_What to work on_
Repeat the entire listing exactly.

* start *

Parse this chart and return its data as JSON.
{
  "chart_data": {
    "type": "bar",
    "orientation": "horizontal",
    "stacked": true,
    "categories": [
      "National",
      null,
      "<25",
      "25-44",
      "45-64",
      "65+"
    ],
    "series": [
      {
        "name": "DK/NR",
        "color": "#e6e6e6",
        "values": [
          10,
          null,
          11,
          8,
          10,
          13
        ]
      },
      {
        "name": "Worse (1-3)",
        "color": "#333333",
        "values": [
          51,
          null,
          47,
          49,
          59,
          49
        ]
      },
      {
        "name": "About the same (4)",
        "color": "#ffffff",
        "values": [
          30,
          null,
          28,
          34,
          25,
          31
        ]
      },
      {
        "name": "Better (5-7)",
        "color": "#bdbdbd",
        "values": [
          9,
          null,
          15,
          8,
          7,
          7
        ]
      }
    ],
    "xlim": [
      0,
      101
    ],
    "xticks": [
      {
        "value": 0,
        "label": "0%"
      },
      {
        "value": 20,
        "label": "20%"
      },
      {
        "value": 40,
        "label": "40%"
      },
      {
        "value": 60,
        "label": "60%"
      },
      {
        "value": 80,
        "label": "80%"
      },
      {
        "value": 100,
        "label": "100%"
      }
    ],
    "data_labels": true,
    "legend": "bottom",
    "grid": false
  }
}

* end *

_Result below_
Parse this chart and return its data as JSON.
{
  "chart_data": {
    "type": "bar",
    "orientation": "horizontal",
    "stacked": true,
    "categories": [
      "National",
      null,
      "<25",
      "25-44",
      "45-64",
      "65+"
    ],
    "series": [
      {
        "name": "DK/NR",
        "color": "#e6e6e6",
        "values": [
          10,
          null,
          11,
          8,
          10,
          13
        ]
      },
      {
        "name": "Worse (1-3)",
        "color": "#333333",
        "values": [
          51,
          null,
          47,
          49,
          59,
          49
        ]
      },
      {
        "name": "About the same (4)",
        "color": "#ffffff",
        "values": [
          30,
          null,
          28,
          34,
          25,
          31
        ]
      },
      {
        "name": "Better (5-7)",
        "color": "#bdbdbd",
        "values": [
          9,
          null,
          15,
          8,
          7,
          7
        ]
      }
    ],
    "xlim": [
      0,
      101
    ],
    "xticks": [
      {
        "value": 0,
        "label": "0%"
      },
      {
        "value": 20,
        "label": "20%"
      },
      {
        "value": 40,
        "label": "40%"
      },
      {
        "value": 60,
        "label": "60%"
      },
      {
        "value": 80,
        "label": "80%"
      },
      {
        "value": 100,
        "label": "100%"
      }
    ],
    "data_labels": true,
    "legend": "bottom",
    "grid": false
  }
}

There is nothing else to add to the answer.